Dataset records

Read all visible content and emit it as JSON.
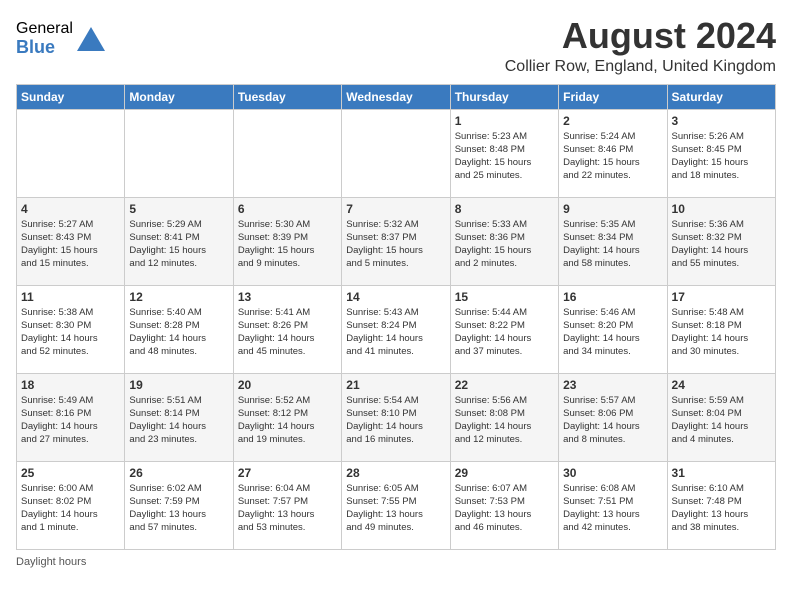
{
  "logo": {
    "general": "General",
    "blue": "Blue"
  },
  "title": "August 2024",
  "location": "Collier Row, England, United Kingdom",
  "days_header": [
    "Sunday",
    "Monday",
    "Tuesday",
    "Wednesday",
    "Thursday",
    "Friday",
    "Saturday"
  ],
  "footer": "Daylight hours",
  "weeks": [
    [
      {
        "day": "",
        "info": ""
      },
      {
        "day": "",
        "info": ""
      },
      {
        "day": "",
        "info": ""
      },
      {
        "day": "",
        "info": ""
      },
      {
        "day": "1",
        "info": "Sunrise: 5:23 AM\nSunset: 8:48 PM\nDaylight: 15 hours\nand 25 minutes."
      },
      {
        "day": "2",
        "info": "Sunrise: 5:24 AM\nSunset: 8:46 PM\nDaylight: 15 hours\nand 22 minutes."
      },
      {
        "day": "3",
        "info": "Sunrise: 5:26 AM\nSunset: 8:45 PM\nDaylight: 15 hours\nand 18 minutes."
      }
    ],
    [
      {
        "day": "4",
        "info": "Sunrise: 5:27 AM\nSunset: 8:43 PM\nDaylight: 15 hours\nand 15 minutes."
      },
      {
        "day": "5",
        "info": "Sunrise: 5:29 AM\nSunset: 8:41 PM\nDaylight: 15 hours\nand 12 minutes."
      },
      {
        "day": "6",
        "info": "Sunrise: 5:30 AM\nSunset: 8:39 PM\nDaylight: 15 hours\nand 9 minutes."
      },
      {
        "day": "7",
        "info": "Sunrise: 5:32 AM\nSunset: 8:37 PM\nDaylight: 15 hours\nand 5 minutes."
      },
      {
        "day": "8",
        "info": "Sunrise: 5:33 AM\nSunset: 8:36 PM\nDaylight: 15 hours\nand 2 minutes."
      },
      {
        "day": "9",
        "info": "Sunrise: 5:35 AM\nSunset: 8:34 PM\nDaylight: 14 hours\nand 58 minutes."
      },
      {
        "day": "10",
        "info": "Sunrise: 5:36 AM\nSunset: 8:32 PM\nDaylight: 14 hours\nand 55 minutes."
      }
    ],
    [
      {
        "day": "11",
        "info": "Sunrise: 5:38 AM\nSunset: 8:30 PM\nDaylight: 14 hours\nand 52 minutes."
      },
      {
        "day": "12",
        "info": "Sunrise: 5:40 AM\nSunset: 8:28 PM\nDaylight: 14 hours\nand 48 minutes."
      },
      {
        "day": "13",
        "info": "Sunrise: 5:41 AM\nSunset: 8:26 PM\nDaylight: 14 hours\nand 45 minutes."
      },
      {
        "day": "14",
        "info": "Sunrise: 5:43 AM\nSunset: 8:24 PM\nDaylight: 14 hours\nand 41 minutes."
      },
      {
        "day": "15",
        "info": "Sunrise: 5:44 AM\nSunset: 8:22 PM\nDaylight: 14 hours\nand 37 minutes."
      },
      {
        "day": "16",
        "info": "Sunrise: 5:46 AM\nSunset: 8:20 PM\nDaylight: 14 hours\nand 34 minutes."
      },
      {
        "day": "17",
        "info": "Sunrise: 5:48 AM\nSunset: 8:18 PM\nDaylight: 14 hours\nand 30 minutes."
      }
    ],
    [
      {
        "day": "18",
        "info": "Sunrise: 5:49 AM\nSunset: 8:16 PM\nDaylight: 14 hours\nand 27 minutes."
      },
      {
        "day": "19",
        "info": "Sunrise: 5:51 AM\nSunset: 8:14 PM\nDaylight: 14 hours\nand 23 minutes."
      },
      {
        "day": "20",
        "info": "Sunrise: 5:52 AM\nSunset: 8:12 PM\nDaylight: 14 hours\nand 19 minutes."
      },
      {
        "day": "21",
        "info": "Sunrise: 5:54 AM\nSunset: 8:10 PM\nDaylight: 14 hours\nand 16 minutes."
      },
      {
        "day": "22",
        "info": "Sunrise: 5:56 AM\nSunset: 8:08 PM\nDaylight: 14 hours\nand 12 minutes."
      },
      {
        "day": "23",
        "info": "Sunrise: 5:57 AM\nSunset: 8:06 PM\nDaylight: 14 hours\nand 8 minutes."
      },
      {
        "day": "24",
        "info": "Sunrise: 5:59 AM\nSunset: 8:04 PM\nDaylight: 14 hours\nand 4 minutes."
      }
    ],
    [
      {
        "day": "25",
        "info": "Sunrise: 6:00 AM\nSunset: 8:02 PM\nDaylight: 14 hours\nand 1 minute."
      },
      {
        "day": "26",
        "info": "Sunrise: 6:02 AM\nSunset: 7:59 PM\nDaylight: 13 hours\nand 57 minutes."
      },
      {
        "day": "27",
        "info": "Sunrise: 6:04 AM\nSunset: 7:57 PM\nDaylight: 13 hours\nand 53 minutes."
      },
      {
        "day": "28",
        "info": "Sunrise: 6:05 AM\nSunset: 7:55 PM\nDaylight: 13 hours\nand 49 minutes."
      },
      {
        "day": "29",
        "info": "Sunrise: 6:07 AM\nSunset: 7:53 PM\nDaylight: 13 hours\nand 46 minutes."
      },
      {
        "day": "30",
        "info": "Sunrise: 6:08 AM\nSunset: 7:51 PM\nDaylight: 13 hours\nand 42 minutes."
      },
      {
        "day": "31",
        "info": "Sunrise: 6:10 AM\nSunset: 7:48 PM\nDaylight: 13 hours\nand 38 minutes."
      }
    ]
  ]
}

STATED TASK:
Quote the entries in full. Any image among them is to be omitted from the copy.

SOLUTION:
Read all visible content and emit it as JSON.
{
  "logo": {
    "general": "General",
    "blue": "Blue"
  },
  "title": "August 2024",
  "location": "Collier Row, England, United Kingdom",
  "days_header": [
    "Sunday",
    "Monday",
    "Tuesday",
    "Wednesday",
    "Thursday",
    "Friday",
    "Saturday"
  ],
  "footer": "Daylight hours",
  "weeks": [
    [
      {
        "day": "",
        "info": ""
      },
      {
        "day": "",
        "info": ""
      },
      {
        "day": "",
        "info": ""
      },
      {
        "day": "",
        "info": ""
      },
      {
        "day": "1",
        "info": "Sunrise: 5:23 AM\nSunset: 8:48 PM\nDaylight: 15 hours\nand 25 minutes."
      },
      {
        "day": "2",
        "info": "Sunrise: 5:24 AM\nSunset: 8:46 PM\nDaylight: 15 hours\nand 22 minutes."
      },
      {
        "day": "3",
        "info": "Sunrise: 5:26 AM\nSunset: 8:45 PM\nDaylight: 15 hours\nand 18 minutes."
      }
    ],
    [
      {
        "day": "4",
        "info": "Sunrise: 5:27 AM\nSunset: 8:43 PM\nDaylight: 15 hours\nand 15 minutes."
      },
      {
        "day": "5",
        "info": "Sunrise: 5:29 AM\nSunset: 8:41 PM\nDaylight: 15 hours\nand 12 minutes."
      },
      {
        "day": "6",
        "info": "Sunrise: 5:30 AM\nSunset: 8:39 PM\nDaylight: 15 hours\nand 9 minutes."
      },
      {
        "day": "7",
        "info": "Sunrise: 5:32 AM\nSunset: 8:37 PM\nDaylight: 15 hours\nand 5 minutes."
      },
      {
        "day": "8",
        "info": "Sunrise: 5:33 AM\nSunset: 8:36 PM\nDaylight: 15 hours\nand 2 minutes."
      },
      {
        "day": "9",
        "info": "Sunrise: 5:35 AM\nSunset: 8:34 PM\nDaylight: 14 hours\nand 58 minutes."
      },
      {
        "day": "10",
        "info": "Sunrise: 5:36 AM\nSunset: 8:32 PM\nDaylight: 14 hours\nand 55 minutes."
      }
    ],
    [
      {
        "day": "11",
        "info": "Sunrise: 5:38 AM\nSunset: 8:30 PM\nDaylight: 14 hours\nand 52 minutes."
      },
      {
        "day": "12",
        "info": "Sunrise: 5:40 AM\nSunset: 8:28 PM\nDaylight: 14 hours\nand 48 minutes."
      },
      {
        "day": "13",
        "info": "Sunrise: 5:41 AM\nSunset: 8:26 PM\nDaylight: 14 hours\nand 45 minutes."
      },
      {
        "day": "14",
        "info": "Sunrise: 5:43 AM\nSunset: 8:24 PM\nDaylight: 14 hours\nand 41 minutes."
      },
      {
        "day": "15",
        "info": "Sunrise: 5:44 AM\nSunset: 8:22 PM\nDaylight: 14 hours\nand 37 minutes."
      },
      {
        "day": "16",
        "info": "Sunrise: 5:46 AM\nSunset: 8:20 PM\nDaylight: 14 hours\nand 34 minutes."
      },
      {
        "day": "17",
        "info": "Sunrise: 5:48 AM\nSunset: 8:18 PM\nDaylight: 14 hours\nand 30 minutes."
      }
    ],
    [
      {
        "day": "18",
        "info": "Sunrise: 5:49 AM\nSunset: 8:16 PM\nDaylight: 14 hours\nand 27 minutes."
      },
      {
        "day": "19",
        "info": "Sunrise: 5:51 AM\nSunset: 8:14 PM\nDaylight: 14 hours\nand 23 minutes."
      },
      {
        "day": "20",
        "info": "Sunrise: 5:52 AM\nSunset: 8:12 PM\nDaylight: 14 hours\nand 19 minutes."
      },
      {
        "day": "21",
        "info": "Sunrise: 5:54 AM\nSunset: 8:10 PM\nDaylight: 14 hours\nand 16 minutes."
      },
      {
        "day": "22",
        "info": "Sunrise: 5:56 AM\nSunset: 8:08 PM\nDaylight: 14 hours\nand 12 minutes."
      },
      {
        "day": "23",
        "info": "Sunrise: 5:57 AM\nSunset: 8:06 PM\nDaylight: 14 hours\nand 8 minutes."
      },
      {
        "day": "24",
        "info": "Sunrise: 5:59 AM\nSunset: 8:04 PM\nDaylight: 14 hours\nand 4 minutes."
      }
    ],
    [
      {
        "day": "25",
        "info": "Sunrise: 6:00 AM\nSunset: 8:02 PM\nDaylight: 14 hours\nand 1 minute."
      },
      {
        "day": "26",
        "info": "Sunrise: 6:02 AM\nSunset: 7:59 PM\nDaylight: 13 hours\nand 57 minutes."
      },
      {
        "day": "27",
        "info": "Sunrise: 6:04 AM\nSunset: 7:57 PM\nDaylight: 13 hours\nand 53 minutes."
      },
      {
        "day": "28",
        "info": "Sunrise: 6:05 AM\nSunset: 7:55 PM\nDaylight: 13 hours\nand 49 minutes."
      },
      {
        "day": "29",
        "info": "Sunrise: 6:07 AM\nSunset: 7:53 PM\nDaylight: 13 hours\nand 46 minutes."
      },
      {
        "day": "30",
        "info": "Sunrise: 6:08 AM\nSunset: 7:51 PM\nDaylight: 13 hours\nand 42 minutes."
      },
      {
        "day": "31",
        "info": "Sunrise: 6:10 AM\nSunset: 7:48 PM\nDaylight: 13 hours\nand 38 minutes."
      }
    ]
  ]
}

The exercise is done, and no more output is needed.